**Written instruction**
In your copy, leave out the pictures; write out all the data exactly.

**Excerpted data**
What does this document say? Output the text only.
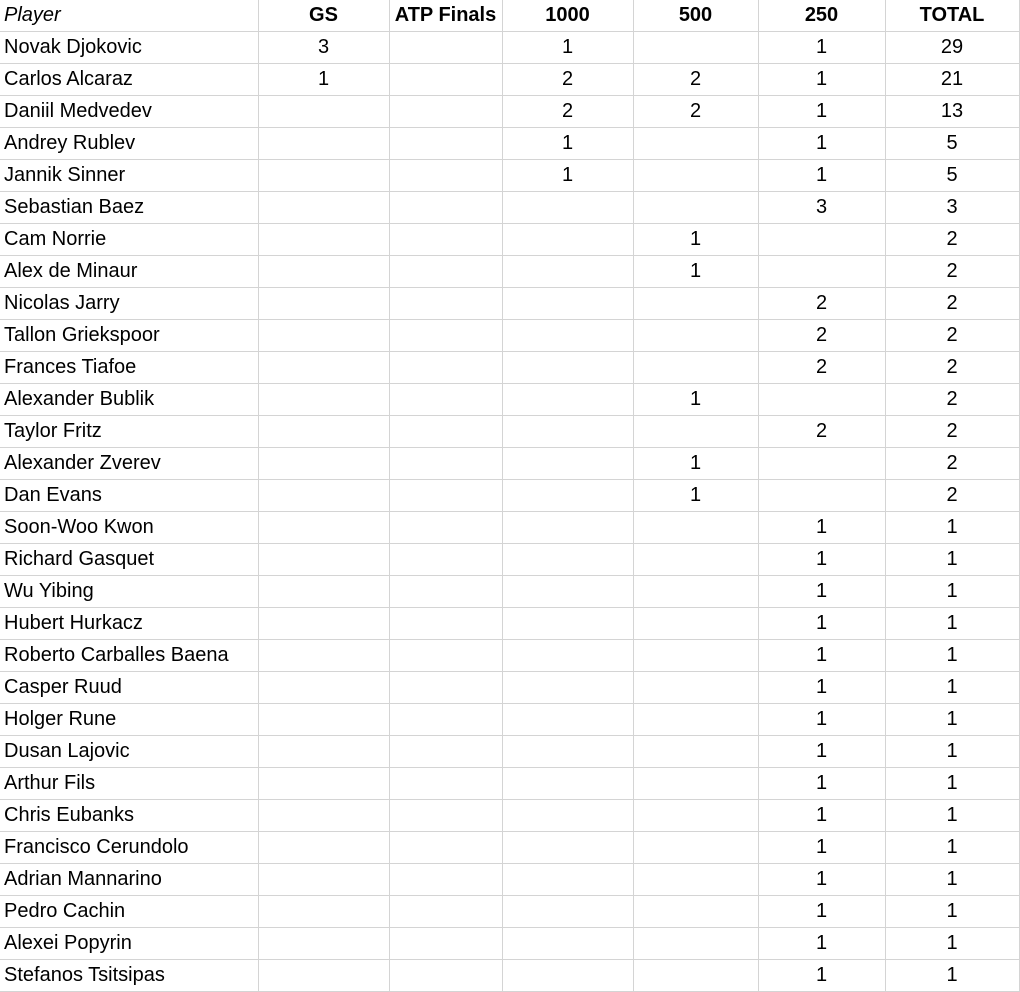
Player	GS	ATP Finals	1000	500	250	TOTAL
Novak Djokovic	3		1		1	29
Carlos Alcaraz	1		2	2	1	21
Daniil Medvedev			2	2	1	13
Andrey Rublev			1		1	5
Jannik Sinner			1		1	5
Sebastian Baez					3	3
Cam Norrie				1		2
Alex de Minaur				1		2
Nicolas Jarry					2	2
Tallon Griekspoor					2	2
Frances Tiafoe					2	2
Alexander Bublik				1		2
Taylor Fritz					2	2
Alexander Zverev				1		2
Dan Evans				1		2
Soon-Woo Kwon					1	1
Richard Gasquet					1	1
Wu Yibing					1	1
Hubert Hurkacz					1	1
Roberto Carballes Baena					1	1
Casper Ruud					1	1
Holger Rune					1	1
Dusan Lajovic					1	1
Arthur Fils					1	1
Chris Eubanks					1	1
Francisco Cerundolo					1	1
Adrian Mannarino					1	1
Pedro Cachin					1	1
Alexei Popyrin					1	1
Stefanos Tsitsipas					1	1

**Problem solution**
What does this document say? Output the text only.
Player	GS	ATP Finals	1000	500	250	TOTAL
Novak Djokovic	3		1		1	29
Carlos Alcaraz	1		2	2	1	21
Daniil Medvedev			2	2	1	13
Andrey Rublev			1		1	5
Jannik Sinner			1		1	5
Sebastian Baez					3	3
Cam Norrie				1		2
Alex de Minaur				1		2
Nicolas Jarry					2	2
Tallon Griekspoor					2	2
Frances Tiafoe					2	2
Alexander Bublik				1		2
Taylor Fritz					2	2
Alexander Zverev				1		2
Dan Evans				1		2
Soon-Woo Kwon					1	1
Richard Gasquet					1	1
Wu Yibing					1	1
Hubert Hurkacz					1	1
Roberto Carballes Baena					1	1
Casper Ruud					1	1
Holger Rune					1	1
Dusan Lajovic					1	1
Arthur Fils					1	1
Chris Eubanks					1	1
Francisco Cerundolo					1	1
Adrian Mannarino					1	1
Pedro Cachin					1	1
Alexei Popyrin					1	1
Stefanos Tsitsipas					1	1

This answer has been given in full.